__Your task__
Print out every line, exactly as written.

::::::

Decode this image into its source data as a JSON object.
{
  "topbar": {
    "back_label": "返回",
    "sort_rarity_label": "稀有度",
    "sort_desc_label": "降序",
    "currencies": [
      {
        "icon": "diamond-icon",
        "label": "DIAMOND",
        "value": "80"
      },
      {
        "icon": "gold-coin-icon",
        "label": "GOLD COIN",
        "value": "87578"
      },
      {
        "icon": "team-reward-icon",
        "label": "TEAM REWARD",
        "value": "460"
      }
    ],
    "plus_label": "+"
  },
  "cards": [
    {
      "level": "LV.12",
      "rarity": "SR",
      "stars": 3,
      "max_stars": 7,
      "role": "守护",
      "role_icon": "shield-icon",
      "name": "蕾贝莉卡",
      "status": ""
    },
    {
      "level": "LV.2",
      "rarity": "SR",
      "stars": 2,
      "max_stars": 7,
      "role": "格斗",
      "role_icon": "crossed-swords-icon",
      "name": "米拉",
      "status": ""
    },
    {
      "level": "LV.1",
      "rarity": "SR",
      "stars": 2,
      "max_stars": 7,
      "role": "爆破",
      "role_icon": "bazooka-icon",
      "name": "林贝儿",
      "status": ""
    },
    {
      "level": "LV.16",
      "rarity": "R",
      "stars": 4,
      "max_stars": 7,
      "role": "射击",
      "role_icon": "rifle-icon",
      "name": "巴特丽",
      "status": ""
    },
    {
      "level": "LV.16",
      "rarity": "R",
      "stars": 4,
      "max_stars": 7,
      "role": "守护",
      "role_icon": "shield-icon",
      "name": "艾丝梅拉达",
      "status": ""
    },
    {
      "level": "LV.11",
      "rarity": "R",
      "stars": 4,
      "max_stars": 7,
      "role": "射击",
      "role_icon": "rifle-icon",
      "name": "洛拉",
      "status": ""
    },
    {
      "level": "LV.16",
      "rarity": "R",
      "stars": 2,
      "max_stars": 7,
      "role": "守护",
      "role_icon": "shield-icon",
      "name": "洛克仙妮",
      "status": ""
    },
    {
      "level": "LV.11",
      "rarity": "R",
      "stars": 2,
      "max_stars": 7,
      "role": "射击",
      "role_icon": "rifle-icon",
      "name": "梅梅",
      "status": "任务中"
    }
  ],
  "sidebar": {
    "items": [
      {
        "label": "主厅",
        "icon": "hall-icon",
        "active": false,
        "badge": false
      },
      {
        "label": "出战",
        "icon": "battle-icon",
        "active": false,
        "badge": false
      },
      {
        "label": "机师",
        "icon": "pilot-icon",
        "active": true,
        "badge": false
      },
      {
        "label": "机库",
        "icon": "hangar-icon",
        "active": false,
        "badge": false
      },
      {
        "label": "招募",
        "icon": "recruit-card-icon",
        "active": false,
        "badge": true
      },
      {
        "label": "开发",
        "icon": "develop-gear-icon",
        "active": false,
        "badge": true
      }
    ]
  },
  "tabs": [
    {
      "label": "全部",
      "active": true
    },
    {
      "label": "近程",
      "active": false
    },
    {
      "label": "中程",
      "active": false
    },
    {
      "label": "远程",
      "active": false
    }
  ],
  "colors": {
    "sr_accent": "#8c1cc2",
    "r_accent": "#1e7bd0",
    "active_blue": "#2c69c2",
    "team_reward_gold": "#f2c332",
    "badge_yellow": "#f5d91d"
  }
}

::::::

__Task response__
Decode this image into its source data as a JSON object.
{
  "topbar": {
    "back_label": "返回",
    "sort_rarity_label": "稀有度",
    "sort_desc_label": "降序",
    "currencies": [
      {
        "icon": "diamond-icon",
        "label": "DIAMOND",
        "value": "80"
      },
      {
        "icon": "gold-coin-icon",
        "label": "GOLD COIN",
        "value": "87578"
      },
      {
        "icon": "team-reward-icon",
        "label": "TEAM REWARD",
        "value": "460"
      }
    ],
    "plus_label": "+"
  },
  "cards": [
    {
      "level": "LV.12",
      "rarity": "SR",
      "stars": 3,
      "max_stars": 7,
      "role": "守护",
      "role_icon": "shield-icon",
      "name": "蕾贝莉卡",
      "status": ""
    },
    {
      "level": "LV.2",
      "rarity": "SR",
      "stars": 2,
      "max_stars": 7,
      "role": "格斗",
      "role_icon": "crossed-swords-icon",
      "name": "米拉",
      "status": ""
    },
    {
      "level": "LV.1",
      "rarity": "SR",
      "stars": 2,
      "max_stars": 7,
      "role": "爆破",
      "role_icon": "bazooka-icon",
      "name": "林贝儿",
      "status": ""
    },
    {
      "level": "LV.16",
      "rarity": "R",
      "stars": 4,
      "max_stars": 7,
      "role": "射击",
      "role_icon": "rifle-icon",
      "name": "巴特丽",
      "status": ""
    },
    {
      "level": "LV.16",
      "rarity": "R",
      "stars": 4,
      "max_stars": 7,
      "role": "守护",
      "role_icon": "shield-icon",
      "name": "艾丝梅拉达",
      "status": ""
    },
    {
      "level": "LV.11",
      "rarity": "R",
      "stars": 4,
      "max_stars": 7,
      "role": "射击",
      "role_icon": "rifle-icon",
      "name": "洛拉",
      "status": ""
    },
    {
      "level": "LV.16",
      "rarity": "R",
      "stars": 2,
      "max_stars": 7,
      "role": "守护",
      "role_icon": "shield-icon",
      "name": "洛克仙妮",
      "status": ""
    },
    {
      "level": "LV.11",
      "rarity": "R",
      "stars": 2,
      "max_stars": 7,
      "role": "射击",
      "role_icon": "rifle-icon",
      "name": "梅梅",
      "status": "任务中"
    }
  ],
  "sidebar": {
    "items": [
      {
        "label": "主厅",
        "icon": "hall-icon",
        "active": false,
        "badge": false
      },
      {
        "label": "出战",
        "icon": "battle-icon",
        "active": false,
        "badge": false
      },
      {
        "label": "机师",
        "icon": "pilot-icon",
        "active": true,
        "badge": false
      },
      {
        "label": "机库",
        "icon": "hangar-icon",
        "active": false,
        "badge": false
      },
      {
        "label": "招募",
        "icon": "recruit-card-icon",
        "active": false,
        "badge": true
      },
      {
        "label": "开发",
        "icon": "develop-gear-icon",
        "active": false,
        "badge": true
      }
    ]
  },
  "tabs": [
    {
      "label": "全部",
      "active": true
    },
    {
      "label": "近程",
      "active": false
    },
    {
      "label": "中程",
      "active": false
    },
    {
      "label": "远程",
      "active": false
    }
  ],
  "colors": {
    "sr_accent": "#8c1cc2",
    "r_accent": "#1e7bd0",
    "active_blue": "#2c69c2",
    "team_reward_gold": "#f2c332",
    "badge_yellow": "#f5d91d"
  }
}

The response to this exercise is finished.